[What is being asked]
Check each line of the listing below for the word "name" and say how many lines have it. Nothing else should be written.

Chart and figure data
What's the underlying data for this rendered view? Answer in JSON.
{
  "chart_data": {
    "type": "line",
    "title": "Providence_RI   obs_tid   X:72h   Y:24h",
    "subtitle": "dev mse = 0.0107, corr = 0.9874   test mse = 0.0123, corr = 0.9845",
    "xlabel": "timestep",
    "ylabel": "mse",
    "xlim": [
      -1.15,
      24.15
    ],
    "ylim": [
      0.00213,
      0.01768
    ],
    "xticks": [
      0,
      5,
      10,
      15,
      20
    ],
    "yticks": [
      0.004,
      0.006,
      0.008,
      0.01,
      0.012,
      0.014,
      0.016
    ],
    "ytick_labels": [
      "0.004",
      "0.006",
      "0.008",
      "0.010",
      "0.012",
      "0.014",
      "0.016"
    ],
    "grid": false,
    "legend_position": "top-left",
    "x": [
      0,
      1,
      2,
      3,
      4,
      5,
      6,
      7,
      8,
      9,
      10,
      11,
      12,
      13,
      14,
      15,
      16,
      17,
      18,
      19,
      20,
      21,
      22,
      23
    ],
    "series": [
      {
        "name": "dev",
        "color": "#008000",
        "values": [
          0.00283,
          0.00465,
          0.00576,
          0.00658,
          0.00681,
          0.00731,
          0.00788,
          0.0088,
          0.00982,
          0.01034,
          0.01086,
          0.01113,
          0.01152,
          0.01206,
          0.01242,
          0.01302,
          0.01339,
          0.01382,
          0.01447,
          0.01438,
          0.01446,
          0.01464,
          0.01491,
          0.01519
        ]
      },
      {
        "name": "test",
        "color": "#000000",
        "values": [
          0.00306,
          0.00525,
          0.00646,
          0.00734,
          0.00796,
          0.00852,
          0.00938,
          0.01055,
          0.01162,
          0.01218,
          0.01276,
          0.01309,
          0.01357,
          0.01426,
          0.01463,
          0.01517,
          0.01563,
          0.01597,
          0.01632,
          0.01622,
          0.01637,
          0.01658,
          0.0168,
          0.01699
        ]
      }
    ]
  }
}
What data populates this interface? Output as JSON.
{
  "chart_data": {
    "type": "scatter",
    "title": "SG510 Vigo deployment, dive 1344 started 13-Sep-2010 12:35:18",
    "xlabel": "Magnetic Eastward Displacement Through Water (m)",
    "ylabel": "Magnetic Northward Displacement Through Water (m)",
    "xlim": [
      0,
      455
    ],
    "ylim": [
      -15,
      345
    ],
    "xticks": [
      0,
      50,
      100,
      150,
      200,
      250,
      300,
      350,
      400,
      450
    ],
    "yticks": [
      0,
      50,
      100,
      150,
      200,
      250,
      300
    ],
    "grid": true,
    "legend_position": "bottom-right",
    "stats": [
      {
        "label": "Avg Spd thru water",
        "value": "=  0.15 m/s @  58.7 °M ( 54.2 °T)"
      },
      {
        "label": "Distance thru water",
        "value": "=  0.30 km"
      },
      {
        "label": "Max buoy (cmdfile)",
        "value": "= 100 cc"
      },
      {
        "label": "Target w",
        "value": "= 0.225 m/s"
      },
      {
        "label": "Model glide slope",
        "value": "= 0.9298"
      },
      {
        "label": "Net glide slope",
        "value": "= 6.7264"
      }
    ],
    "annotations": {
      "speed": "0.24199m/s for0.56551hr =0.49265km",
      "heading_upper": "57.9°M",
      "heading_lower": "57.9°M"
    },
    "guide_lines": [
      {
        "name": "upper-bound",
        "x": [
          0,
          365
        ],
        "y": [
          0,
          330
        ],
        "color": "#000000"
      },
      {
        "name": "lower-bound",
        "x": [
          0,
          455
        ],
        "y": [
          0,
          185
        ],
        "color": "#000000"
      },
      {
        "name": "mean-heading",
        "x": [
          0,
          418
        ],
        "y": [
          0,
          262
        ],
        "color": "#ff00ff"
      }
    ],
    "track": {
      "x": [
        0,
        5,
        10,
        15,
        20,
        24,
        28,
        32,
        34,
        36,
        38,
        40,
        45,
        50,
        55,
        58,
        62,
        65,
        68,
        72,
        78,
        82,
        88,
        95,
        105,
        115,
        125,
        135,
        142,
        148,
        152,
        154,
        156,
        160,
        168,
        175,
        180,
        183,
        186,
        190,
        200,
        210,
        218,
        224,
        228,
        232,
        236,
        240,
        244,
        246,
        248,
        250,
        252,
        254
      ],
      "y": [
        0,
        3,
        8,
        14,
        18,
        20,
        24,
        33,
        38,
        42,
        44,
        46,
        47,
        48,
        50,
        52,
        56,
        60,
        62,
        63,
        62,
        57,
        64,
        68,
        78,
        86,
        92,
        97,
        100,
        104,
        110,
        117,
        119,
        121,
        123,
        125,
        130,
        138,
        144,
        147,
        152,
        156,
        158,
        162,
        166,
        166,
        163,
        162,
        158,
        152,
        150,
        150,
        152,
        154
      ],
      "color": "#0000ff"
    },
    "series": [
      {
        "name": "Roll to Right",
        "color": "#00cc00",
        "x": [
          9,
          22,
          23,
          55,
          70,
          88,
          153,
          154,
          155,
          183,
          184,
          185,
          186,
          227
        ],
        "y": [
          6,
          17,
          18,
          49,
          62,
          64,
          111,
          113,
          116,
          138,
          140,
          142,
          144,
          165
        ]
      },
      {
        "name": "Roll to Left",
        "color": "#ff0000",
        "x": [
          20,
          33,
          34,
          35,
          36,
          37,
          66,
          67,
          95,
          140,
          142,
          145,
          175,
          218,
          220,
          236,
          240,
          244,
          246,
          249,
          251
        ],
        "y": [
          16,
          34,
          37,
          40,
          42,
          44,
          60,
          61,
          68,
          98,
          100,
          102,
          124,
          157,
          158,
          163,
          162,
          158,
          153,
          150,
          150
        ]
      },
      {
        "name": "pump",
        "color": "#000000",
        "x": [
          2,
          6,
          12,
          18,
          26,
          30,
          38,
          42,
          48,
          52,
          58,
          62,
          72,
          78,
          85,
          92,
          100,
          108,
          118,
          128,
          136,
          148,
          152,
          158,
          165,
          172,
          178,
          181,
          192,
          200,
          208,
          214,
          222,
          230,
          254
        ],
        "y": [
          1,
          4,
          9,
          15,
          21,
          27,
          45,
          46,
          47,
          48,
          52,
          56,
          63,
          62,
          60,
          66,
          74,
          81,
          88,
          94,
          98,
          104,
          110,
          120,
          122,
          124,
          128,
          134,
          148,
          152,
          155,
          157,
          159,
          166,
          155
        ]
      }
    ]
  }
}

[Final answer]
8